__Your task__. Output all the entries below. Each must match exactly.
*** Opening Records ***
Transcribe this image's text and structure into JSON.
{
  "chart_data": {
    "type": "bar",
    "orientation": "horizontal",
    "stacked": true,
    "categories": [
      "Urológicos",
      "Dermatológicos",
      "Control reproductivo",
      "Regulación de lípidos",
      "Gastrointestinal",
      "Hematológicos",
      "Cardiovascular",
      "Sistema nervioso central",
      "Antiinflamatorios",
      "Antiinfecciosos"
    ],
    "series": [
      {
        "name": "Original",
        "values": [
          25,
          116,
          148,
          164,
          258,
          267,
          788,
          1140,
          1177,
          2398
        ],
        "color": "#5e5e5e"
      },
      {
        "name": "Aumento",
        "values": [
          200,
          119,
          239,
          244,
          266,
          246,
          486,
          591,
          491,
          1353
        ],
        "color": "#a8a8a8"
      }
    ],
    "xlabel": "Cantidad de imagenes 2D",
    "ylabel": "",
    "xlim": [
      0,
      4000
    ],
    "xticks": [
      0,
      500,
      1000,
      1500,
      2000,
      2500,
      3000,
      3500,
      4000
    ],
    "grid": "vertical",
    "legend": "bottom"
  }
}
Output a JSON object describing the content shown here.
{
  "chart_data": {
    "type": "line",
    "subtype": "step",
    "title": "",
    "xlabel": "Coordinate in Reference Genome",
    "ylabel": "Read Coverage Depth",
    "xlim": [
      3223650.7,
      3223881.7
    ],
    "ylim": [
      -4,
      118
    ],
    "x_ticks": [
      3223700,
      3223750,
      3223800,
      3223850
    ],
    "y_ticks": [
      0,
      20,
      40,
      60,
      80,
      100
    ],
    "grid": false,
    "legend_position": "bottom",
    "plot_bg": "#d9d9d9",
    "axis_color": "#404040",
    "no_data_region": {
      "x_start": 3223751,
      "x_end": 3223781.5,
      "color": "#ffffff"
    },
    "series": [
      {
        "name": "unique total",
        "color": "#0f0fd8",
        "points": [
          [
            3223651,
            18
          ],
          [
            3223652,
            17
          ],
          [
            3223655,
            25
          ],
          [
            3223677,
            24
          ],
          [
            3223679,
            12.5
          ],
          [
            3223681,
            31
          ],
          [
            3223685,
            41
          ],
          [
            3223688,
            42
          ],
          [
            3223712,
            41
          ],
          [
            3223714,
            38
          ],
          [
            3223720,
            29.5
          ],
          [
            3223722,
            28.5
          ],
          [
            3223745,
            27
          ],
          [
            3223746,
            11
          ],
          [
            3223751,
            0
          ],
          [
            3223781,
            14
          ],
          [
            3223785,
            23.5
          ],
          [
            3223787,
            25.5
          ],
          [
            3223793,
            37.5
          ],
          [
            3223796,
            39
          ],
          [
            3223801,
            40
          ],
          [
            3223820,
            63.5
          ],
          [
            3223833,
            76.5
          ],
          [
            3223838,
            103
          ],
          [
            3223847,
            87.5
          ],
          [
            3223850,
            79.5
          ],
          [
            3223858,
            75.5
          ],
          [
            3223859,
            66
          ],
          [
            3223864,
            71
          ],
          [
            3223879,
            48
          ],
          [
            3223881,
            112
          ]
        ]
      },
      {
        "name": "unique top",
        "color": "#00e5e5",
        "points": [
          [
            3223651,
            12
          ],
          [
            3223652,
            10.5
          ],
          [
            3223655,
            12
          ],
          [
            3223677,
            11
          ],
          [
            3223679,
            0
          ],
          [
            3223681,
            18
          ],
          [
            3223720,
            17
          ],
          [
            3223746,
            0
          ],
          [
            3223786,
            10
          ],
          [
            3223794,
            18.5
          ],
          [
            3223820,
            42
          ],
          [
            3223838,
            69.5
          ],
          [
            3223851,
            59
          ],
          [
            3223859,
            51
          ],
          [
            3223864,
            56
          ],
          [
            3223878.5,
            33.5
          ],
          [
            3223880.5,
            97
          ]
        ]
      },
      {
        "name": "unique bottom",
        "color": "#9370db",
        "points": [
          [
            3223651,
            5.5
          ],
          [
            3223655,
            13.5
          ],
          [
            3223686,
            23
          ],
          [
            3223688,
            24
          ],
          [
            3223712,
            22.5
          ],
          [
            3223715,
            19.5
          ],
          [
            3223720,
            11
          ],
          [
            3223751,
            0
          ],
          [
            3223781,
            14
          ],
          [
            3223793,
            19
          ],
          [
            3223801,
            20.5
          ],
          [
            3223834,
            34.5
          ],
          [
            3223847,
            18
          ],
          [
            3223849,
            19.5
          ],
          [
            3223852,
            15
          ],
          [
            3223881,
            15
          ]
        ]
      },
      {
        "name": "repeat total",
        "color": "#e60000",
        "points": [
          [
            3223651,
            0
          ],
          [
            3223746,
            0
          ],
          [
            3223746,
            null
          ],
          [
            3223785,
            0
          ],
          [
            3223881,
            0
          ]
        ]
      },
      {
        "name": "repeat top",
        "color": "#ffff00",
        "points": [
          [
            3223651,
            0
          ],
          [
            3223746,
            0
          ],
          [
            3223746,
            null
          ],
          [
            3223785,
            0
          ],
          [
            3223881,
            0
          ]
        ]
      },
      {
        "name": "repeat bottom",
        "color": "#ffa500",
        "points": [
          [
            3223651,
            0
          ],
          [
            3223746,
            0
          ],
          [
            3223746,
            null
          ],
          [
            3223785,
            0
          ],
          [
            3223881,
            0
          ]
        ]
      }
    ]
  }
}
*** Closing Records ***
__Response__.
Transcribe this image's text and structure into JSON.
{
  "chart_data": {
    "type": "bar",
    "orientation": "horizontal",
    "stacked": true,
    "categories": [
      "Urológicos",
      "Dermatológicos",
      "Control reproductivo",
      "Regulación de lípidos",
      "Gastrointestinal",
      "Hematológicos",
      "Cardiovascular",
      "Sistema nervioso central",
      "Antiinflamatorios",
      "Antiinfecciosos"
    ],
    "series": [
      {
        "name": "Original",
        "values": [
          25,
          116,
          148,
          164,
          258,
          267,
          788,
          1140,
          1177,
          2398
        ],
        "color": "#5e5e5e"
      },
      {
        "name": "Aumento",
        "values": [
          200,
          119,
          239,
          244,
          266,
          246,
          486,
          591,
          491,
          1353
        ],
        "color": "#a8a8a8"
      }
    ],
    "xlabel": "Cantidad de imagenes 2D",
    "ylabel": "",
    "xlim": [
      0,
      4000
    ],
    "xticks": [
      0,
      500,
      1000,
      1500,
      2000,
      2500,
      3000,
      3500,
      4000
    ],
    "grid": "vertical",
    "legend": "bottom"
  }
}
Output a JSON object describing the content shown here.
{
  "chart_data": {
    "type": "line",
    "subtype": "step",
    "title": "",
    "xlabel": "Coordinate in Reference Genome",
    "ylabel": "Read Coverage Depth",
    "xlim": [
      3223650.7,
      3223881.7
    ],
    "ylim": [
      -4,
      118
    ],
    "x_ticks": [
      3223700,
      3223750,
      3223800,
      3223850
    ],
    "y_ticks": [
      0,
      20,
      40,
      60,
      80,
      100
    ],
    "grid": false,
    "legend_position": "bottom",
    "plot_bg": "#d9d9d9",
    "axis_color": "#404040",
    "no_data_region": {
      "x_start": 3223751,
      "x_end": 3223781.5,
      "color": "#ffffff"
    },
    "series": [
      {
        "name": "unique total",
        "color": "#0f0fd8",
        "points": [
          [
            3223651,
            18
          ],
          [
            3223652,
            17
          ],
          [
            3223655,
            25
          ],
          [
            3223677,
            24
          ],
          [
            3223679,
            12.5
          ],
          [
            3223681,
            31
          ],
          [
            3223685,
            41
          ],
          [
            3223688,
            42
          ],
          [
            3223712,
            41
          ],
          [
            3223714,
            38
          ],
          [
            3223720,
            29.5
          ],
          [
            3223722,
            28.5
          ],
          [
            3223745,
            27
          ],
          [
            3223746,
            11
          ],
          [
            3223751,
            0
          ],
          [
            3223781,
            14
          ],
          [
            3223785,
            23.5
          ],
          [
            3223787,
            25.5
          ],
          [
            3223793,
            37.5
          ],
          [
            3223796,
            39
          ],
          [
            3223801,
            40
          ],
          [
            3223820,
            63.5
          ],
          [
            3223833,
            76.5
          ],
          [
            3223838,
            103
          ],
          [
            3223847,
            87.5
          ],
          [
            3223850,
            79.5
          ],
          [
            3223858,
            75.5
          ],
          [
            3223859,
            66
          ],
          [
            3223864,
            71
          ],
          [
            3223879,
            48
          ],
          [
            3223881,
            112
          ]
        ]
      },
      {
        "name": "unique top",
        "color": "#00e5e5",
        "points": [
          [
            3223651,
            12
          ],
          [
            3223652,
            10.5
          ],
          [
            3223655,
            12
          ],
          [
            3223677,
            11
          ],
          [
            3223679,
            0
          ],
          [
            3223681,
            18
          ],
          [
            3223720,
            17
          ],
          [
            3223746,
            0
          ],
          [
            3223786,
            10
          ],
          [
            3223794,
            18.5
          ],
          [
            3223820,
            42
          ],
          [
            3223838,
            69.5
          ],
          [
            3223851,
            59
          ],
          [
            3223859,
            51
          ],
          [
            3223864,
            56
          ],
          [
            3223878.5,
            33.5
          ],
          [
            3223880.5,
            97
          ]
        ]
      },
      {
        "name": "unique bottom",
        "color": "#9370db",
        "points": [
          [
            3223651,
            5.5
          ],
          [
            3223655,
            13.5
          ],
          [
            3223686,
            23
          ],
          [
            3223688,
            24
          ],
          [
            3223712,
            22.5
          ],
          [
            3223715,
            19.5
          ],
          [
            3223720,
            11
          ],
          [
            3223751,
            0
          ],
          [
            3223781,
            14
          ],
          [
            3223793,
            19
          ],
          [
            3223801,
            20.5
          ],
          [
            3223834,
            34.5
          ],
          [
            3223847,
            18
          ],
          [
            3223849,
            19.5
          ],
          [
            3223852,
            15
          ],
          [
            3223881,
            15
          ]
        ]
      },
      {
        "name": "repeat total",
        "color": "#e60000",
        "points": [
          [
            3223651,
            0
          ],
          [
            3223746,
            0
          ],
          [
            3223746,
            null
          ],
          [
            3223785,
            0
          ],
          [
            3223881,
            0
          ]
        ]
      },
      {
        "name": "repeat top",
        "color": "#ffff00",
        "points": [
          [
            3223651,
            0
          ],
          [
            3223746,
            0
          ],
          [
            3223746,
            null
          ],
          [
            3223785,
            0
          ],
          [
            3223881,
            0
          ]
        ]
      },
      {
        "name": "repeat bottom",
        "color": "#ffa500",
        "points": [
          [
            3223651,
            0
          ],
          [
            3223746,
            0
          ],
          [
            3223746,
            null
          ],
          [
            3223785,
            0
          ],
          [
            3223881,
            0
          ]
        ]
      }
    ]
  }
}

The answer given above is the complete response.